■ The task
Print each of the entries exactly, leaving nothing out.

━━━━

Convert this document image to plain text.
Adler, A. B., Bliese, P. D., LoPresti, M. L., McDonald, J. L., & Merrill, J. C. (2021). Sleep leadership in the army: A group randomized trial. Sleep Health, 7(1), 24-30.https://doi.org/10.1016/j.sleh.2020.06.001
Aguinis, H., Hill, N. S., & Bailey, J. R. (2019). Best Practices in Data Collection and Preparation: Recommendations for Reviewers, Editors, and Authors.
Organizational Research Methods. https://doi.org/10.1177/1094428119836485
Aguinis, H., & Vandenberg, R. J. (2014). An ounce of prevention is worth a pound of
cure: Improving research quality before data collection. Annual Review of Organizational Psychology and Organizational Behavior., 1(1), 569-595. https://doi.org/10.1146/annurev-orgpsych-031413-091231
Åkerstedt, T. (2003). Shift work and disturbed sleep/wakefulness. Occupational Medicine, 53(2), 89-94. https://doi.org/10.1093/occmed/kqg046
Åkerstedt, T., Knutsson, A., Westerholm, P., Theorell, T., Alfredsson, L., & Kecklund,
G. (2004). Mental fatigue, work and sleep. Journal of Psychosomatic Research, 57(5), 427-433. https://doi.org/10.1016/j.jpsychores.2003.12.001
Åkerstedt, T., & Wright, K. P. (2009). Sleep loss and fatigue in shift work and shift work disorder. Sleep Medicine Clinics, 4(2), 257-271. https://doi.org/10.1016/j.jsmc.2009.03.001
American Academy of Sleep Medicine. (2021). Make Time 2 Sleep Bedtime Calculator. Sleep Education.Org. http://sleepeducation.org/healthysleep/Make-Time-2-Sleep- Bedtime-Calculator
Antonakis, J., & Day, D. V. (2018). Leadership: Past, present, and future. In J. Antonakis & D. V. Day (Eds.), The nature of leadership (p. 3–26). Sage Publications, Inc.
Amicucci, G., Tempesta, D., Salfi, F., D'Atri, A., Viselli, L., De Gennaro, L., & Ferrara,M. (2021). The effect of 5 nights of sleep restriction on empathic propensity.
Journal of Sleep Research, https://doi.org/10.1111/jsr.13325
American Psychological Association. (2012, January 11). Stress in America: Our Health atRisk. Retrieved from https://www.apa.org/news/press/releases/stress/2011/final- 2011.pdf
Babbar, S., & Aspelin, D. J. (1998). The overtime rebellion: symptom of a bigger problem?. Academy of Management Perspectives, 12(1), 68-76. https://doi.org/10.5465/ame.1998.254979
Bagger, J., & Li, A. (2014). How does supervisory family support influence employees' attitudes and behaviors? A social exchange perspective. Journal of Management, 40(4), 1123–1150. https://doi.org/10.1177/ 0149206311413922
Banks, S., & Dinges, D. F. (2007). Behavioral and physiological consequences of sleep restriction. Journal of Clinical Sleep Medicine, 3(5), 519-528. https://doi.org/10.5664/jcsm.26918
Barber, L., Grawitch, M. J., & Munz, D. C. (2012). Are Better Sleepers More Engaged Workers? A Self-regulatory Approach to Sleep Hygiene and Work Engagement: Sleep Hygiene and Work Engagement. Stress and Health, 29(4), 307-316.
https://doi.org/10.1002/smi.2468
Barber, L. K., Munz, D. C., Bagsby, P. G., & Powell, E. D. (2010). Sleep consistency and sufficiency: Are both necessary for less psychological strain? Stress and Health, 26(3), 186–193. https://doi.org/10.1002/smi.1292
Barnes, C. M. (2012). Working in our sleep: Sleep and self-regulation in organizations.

━━━━

■ Full solution
Convert this document image to plain text.
Adler, A. B., Bliese, P. D., LoPresti, M. L., McDonald, J. L., & Merrill, J. C. (2021). Sleep leadership in the army: A group randomized trial. Sleep Health, 7(1), 24-30.https://doi.org/10.1016/j.sleh.2020.06.001
Aguinis, H., Hill, N. S., & Bailey, J. R. (2019). Best Practices in Data Collection and Preparation: Recommendations for Reviewers, Editors, and Authors.
Organizational Research Methods. https://doi.org/10.1177/1094428119836485
Aguinis, H., & Vandenberg, R. J. (2014). An ounce of prevention is worth a pound of
cure: Improving research quality before data collection. Annual Review of Organizational Psychology and Organizational Behavior., 1(1), 569-595. https://doi.org/10.1146/annurev-orgpsych-031413-091231
Åkerstedt, T. (2003). Shift work and disturbed sleep/wakefulness. Occupational Medicine, 53(2), 89-94. https://doi.org/10.1093/occmed/kqg046
Åkerstedt, T., Knutsson, A., Westerholm, P., Theorell, T., Alfredsson, L., & Kecklund,
G. (2004). Mental fatigue, work and sleep. Journal of Psychosomatic Research, 57(5), 427-433. https://doi.org/10.1016/j.jpsychores.2003.12.001
Åkerstedt, T., & Wright, K. P. (2009). Sleep loss and fatigue in shift work and shift work disorder. Sleep Medicine Clinics, 4(2), 257-271. https://doi.org/10.1016/j.jsmc.2009.03.001
American Academy of Sleep Medicine. (2021). Make Time 2 Sleep Bedtime Calculator. Sleep Education.Org. http://sleepeducation.org/healthysleep/Make-Time-2-Sleep- Bedtime-Calculator
Antonakis, J., & Day, D. V. (2018). Leadership: Past, present, and future. In J. Antonakis & D. V. Day (Eds.), The nature of leadership (p. 3–26). Sage Publications, Inc.
Amicucci, G., Tempesta, D., Salfi, F., D'Atri, A., Viselli, L., De Gennaro, L., & Ferrara,M. (2021). The effect of 5 nights of sleep restriction on empathic propensity.
Journal of Sleep Research, https://doi.org/10.1111/jsr.13325
American Psychological Association. (2012, January 11). Stress in America: Our Health atRisk. Retrieved from https://www.apa.org/news/press/releases/stress/2011/final- 2011.pdf
Babbar, S., & Aspelin, D. J. (1998). The overtime rebellion: symptom of a bigger problem?. Academy of Management Perspectives, 12(1), 68-76. https://doi.org/10.5465/ame.1998.254979
Bagger, J., & Li, A. (2014). How does supervisory family support influence employees' attitudes and behaviors? A social exchange perspective. Journal of Management, 40(4), 1123–1150. https://doi.org/10.1177/ 0149206311413922
Banks, S., & Dinges, D. F. (2007). Behavioral and physiological consequences of sleep restriction. Journal of Clinical Sleep Medicine, 3(5), 519-528. https://doi.org/10.5664/jcsm.26918
Barber, L., Grawitch, M. J., & Munz, D. C. (2012). Are Better Sleepers More Engaged Workers? A Self-regulatory Approach to Sleep Hygiene and Work Engagement: Sleep Hygiene and Work Engagement. Stress and Health, 29(4), 307-316.
https://doi.org/10.1002/smi.2468
Barber, L. K., Munz, D. C., Bagsby, P. G., & Powell, E. D. (2010). Sleep consistency and sufficiency: Are both necessary for less psychological strain? Stress and Health, 26(3), 186–193. https://doi.org/10.1002/smi.1292
Barnes, C. M. (2012). Working in our sleep: Sleep and self-regulation in organizations.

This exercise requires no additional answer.